◆ Tarea planteada a ◆
Reescribe las entradas desde la línea que contiene "callout-17-k: 17 xyxy=(800,778,821,799)" hasta la línea que contiene "callout-17-e: 17 xyxy=(610,274,631,295)", ambas incluidas, cambiando "hose" por "manguera" y dejando todo lo demás intacto.

◆ Texto citado ◆
_____

Homilía del Papa en la misa de inauguración de la
Conferencia del Episcopado Latinoamericano
En el Santuario de Nuestra Señora Aparecida
APARECIDA, domingo, 13 mayo 2007 (ZENIT.org).-
Publicamos la homilía que pronunció Benedicto XVI este domingo por la mañana en
la santa misa de inauguración de la Quinta Conferencia General del Episcopado
Latinoamericano y del Caribe en la explanada del Santuario de Nuestra Señora
Aparecida.
* * *
Venerables Hermanos en el Episcopado,
¡queridos sacerdotes y vosotros todos, hermanas y hermanos en el Señor!
No existen palabras para expresar la alegría de encontrarme con vosotros para
celebrar esta solemne Eucaristía, con ocasión de la apertura de la Quinta
Conferencia General del Episcopado Latinoamericano y del Caribe. A todos saludo
con mucha cordialidad, de modo particular al arzobispo de Aparecida, monseñor
Raymundo Damasceno Assis, agradeciendo las palabras que me fueron dirigidas en
nombre de toda la asamblea, y a los cardenales presidentes de esta Conferencia
General.
Saludo con deferencia a las autoridades civiles y militares que nos honran con
su presencia. Desde este Santuario extiendo mi pensamiento, con mucho afecto y
oración, a todos aquéllos que se nos unen espiritualmente en este día, de modo
especial a las comunidades de vida consagrada, a los jóvenes comprometidos en
movimientos y asociaciones, a las familias, bien como a los enfermos y a los
ancianos. A todos les quiero decir: «Gracia y paz de parte de Dios, nuestro
Padre, y de parte del Señor Jesucristo» (1Cor 1,13).
Considero un don especial de la Providencia que esta Santa Misa sea celebrada
este tiempo y en este lugar. El tiempo es el litúrgico del sexto Domingo de
Pascua: está próxima la fiesta de Pentecostés, y la Iglesia es invitada a
intensificar la invocación al Espíritu Santo. El lugar es el Santuario nacional
de Nuestra Señora Aparecida, corazón mariano del Brasil: Maria nos acoge en este
Cenáculo y, como Madre y Maestra, nos ayuda a elevar a Dios una plegaria unánime
y confiada.

_____

◆ Registros de anotación de diseño ◆
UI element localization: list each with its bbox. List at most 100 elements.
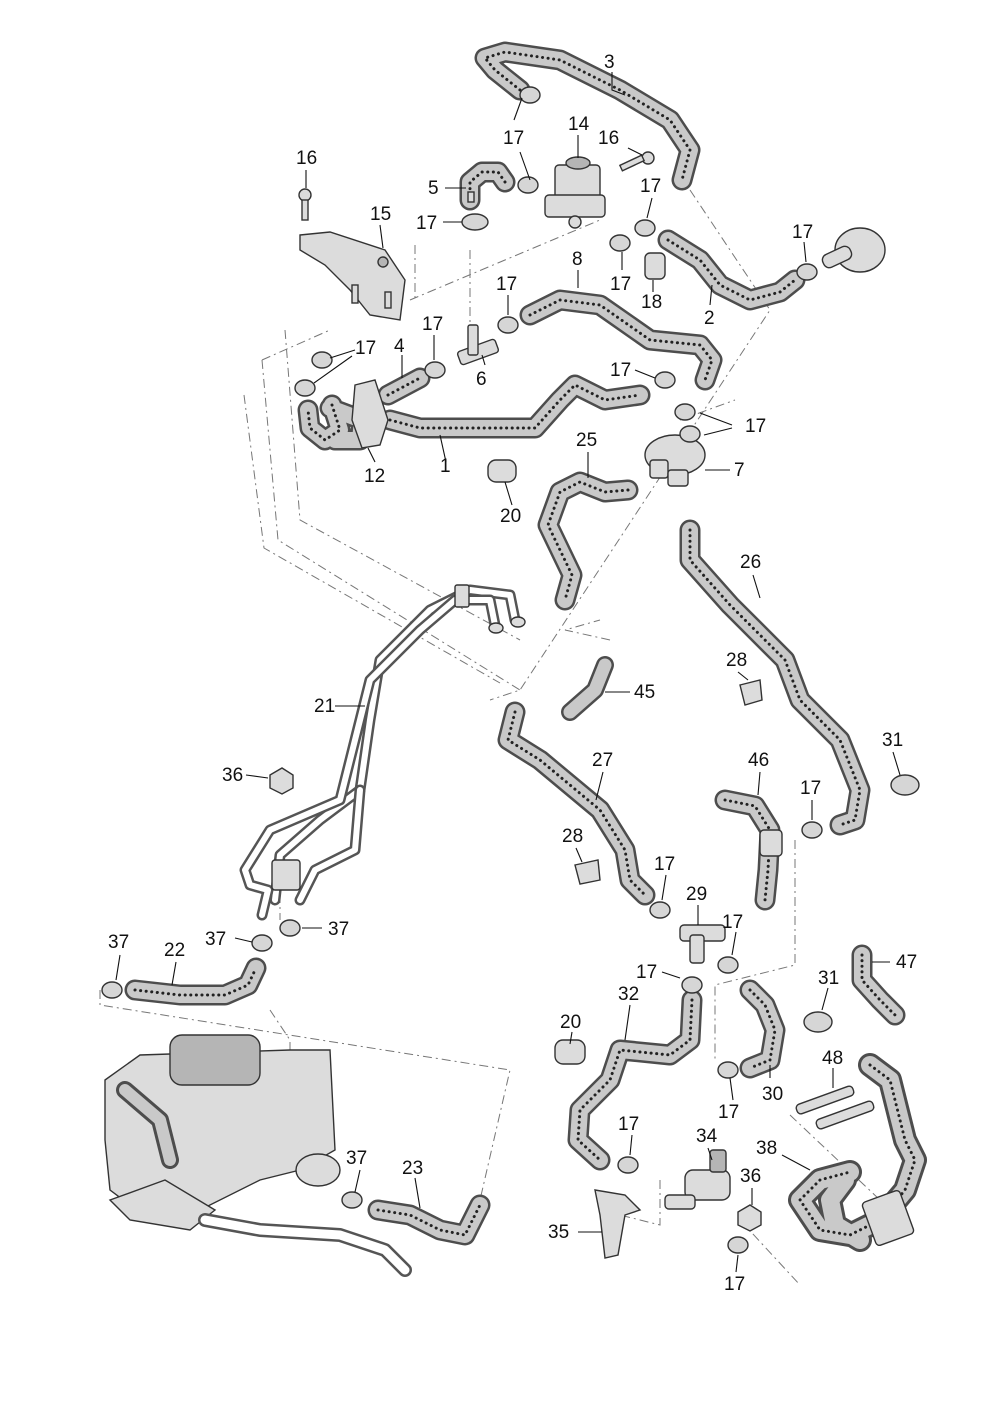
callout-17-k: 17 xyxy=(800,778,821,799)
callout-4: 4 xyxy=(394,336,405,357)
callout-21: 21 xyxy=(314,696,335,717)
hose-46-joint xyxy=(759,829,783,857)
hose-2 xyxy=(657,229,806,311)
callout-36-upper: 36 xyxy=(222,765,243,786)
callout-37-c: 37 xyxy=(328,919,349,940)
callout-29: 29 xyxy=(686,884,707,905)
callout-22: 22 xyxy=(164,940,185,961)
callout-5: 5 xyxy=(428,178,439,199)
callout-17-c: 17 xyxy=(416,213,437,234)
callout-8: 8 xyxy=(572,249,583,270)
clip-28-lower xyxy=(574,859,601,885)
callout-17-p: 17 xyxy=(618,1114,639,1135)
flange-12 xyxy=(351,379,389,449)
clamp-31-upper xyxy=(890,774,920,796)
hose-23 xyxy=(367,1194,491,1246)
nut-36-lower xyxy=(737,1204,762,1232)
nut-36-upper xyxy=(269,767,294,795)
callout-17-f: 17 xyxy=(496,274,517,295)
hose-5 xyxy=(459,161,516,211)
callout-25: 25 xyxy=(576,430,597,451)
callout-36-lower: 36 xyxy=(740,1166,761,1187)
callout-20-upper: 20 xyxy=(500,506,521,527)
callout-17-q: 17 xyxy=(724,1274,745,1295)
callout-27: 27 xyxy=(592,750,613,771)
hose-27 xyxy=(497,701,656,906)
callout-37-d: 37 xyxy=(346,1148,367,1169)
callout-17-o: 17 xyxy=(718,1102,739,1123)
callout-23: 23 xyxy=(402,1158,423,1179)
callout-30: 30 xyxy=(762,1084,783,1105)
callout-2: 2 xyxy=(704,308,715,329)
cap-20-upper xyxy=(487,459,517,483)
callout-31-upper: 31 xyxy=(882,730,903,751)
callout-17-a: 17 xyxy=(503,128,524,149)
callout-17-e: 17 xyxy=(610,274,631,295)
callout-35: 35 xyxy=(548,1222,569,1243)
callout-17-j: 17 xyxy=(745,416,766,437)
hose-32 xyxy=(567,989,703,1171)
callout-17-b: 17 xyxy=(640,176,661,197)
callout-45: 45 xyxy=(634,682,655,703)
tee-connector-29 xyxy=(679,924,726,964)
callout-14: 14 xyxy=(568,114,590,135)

_____

◆ Tarea planteada b ◆
Según la homilía, ¿a qué tiempo litúrgico corresponde la misa?

◆ Respuesta a ◆
callout-17-k: 17 xyxy=(800,778,821,799)
callout-4: 4 xyxy=(394,336,405,357)
callout-21: 21 xyxy=(314,696,335,717)
manguera-46-joint xyxy=(759,829,783,857)
manguera-2 xyxy=(657,229,806,311)
callout-36-upper: 36 xyxy=(222,765,243,786)
callout-37-c: 37 xyxy=(328,919,349,940)
callout-29: 29 xyxy=(686,884,707,905)
callout-22: 22 xyxy=(164,940,185,961)
callout-5: 5 xyxy=(428,178,439,199)
callout-17-c: 17 xyxy=(416,213,437,234)
callout-8: 8 xyxy=(572,249,583,270)
clip-28-lower xyxy=(574,859,601,885)
callout-17-p: 17 xyxy=(618,1114,639,1135)
flange-12 xyxy=(351,379,389,449)
clamp-31-upper xyxy=(890,774,920,796)
manguera-23 xyxy=(367,1194,491,1246)
nut-36-lower xyxy=(737,1204,762,1232)
nut-36-upper xyxy=(269,767,294,795)
callout-17-f: 17 xyxy=(496,274,517,295)
manguera-5 xyxy=(459,161,516,211)
callout-25: 25 xyxy=(576,430,597,451)
callout-36-lower: 36 xyxy=(740,1166,761,1187)
callout-20-upper: 20 xyxy=(500,506,521,527)
callout-17-q: 17 xyxy=(724,1274,745,1295)
callout-27: 27 xyxy=(592,750,613,771)
manguera-27 xyxy=(497,701,656,906)
callout-37-d: 37 xyxy=(346,1148,367,1169)
callout-17-o: 17 xyxy=(718,1102,739,1123)
callout-23: 23 xyxy=(402,1158,423,1179)
callout-30: 30 xyxy=(762,1084,783,1105)
callout-2: 2 xyxy=(704,308,715,329)
cap-20-upper xyxy=(487,459,517,483)
callout-31-upper: 31 xyxy=(882,730,903,751)
callout-17-a: 17 xyxy=(503,128,524,149)
callout-17-e: 17 xyxy=(610,274,631,295)

◆ Respuesta b ◆
Al sexto Domingo de Pascua.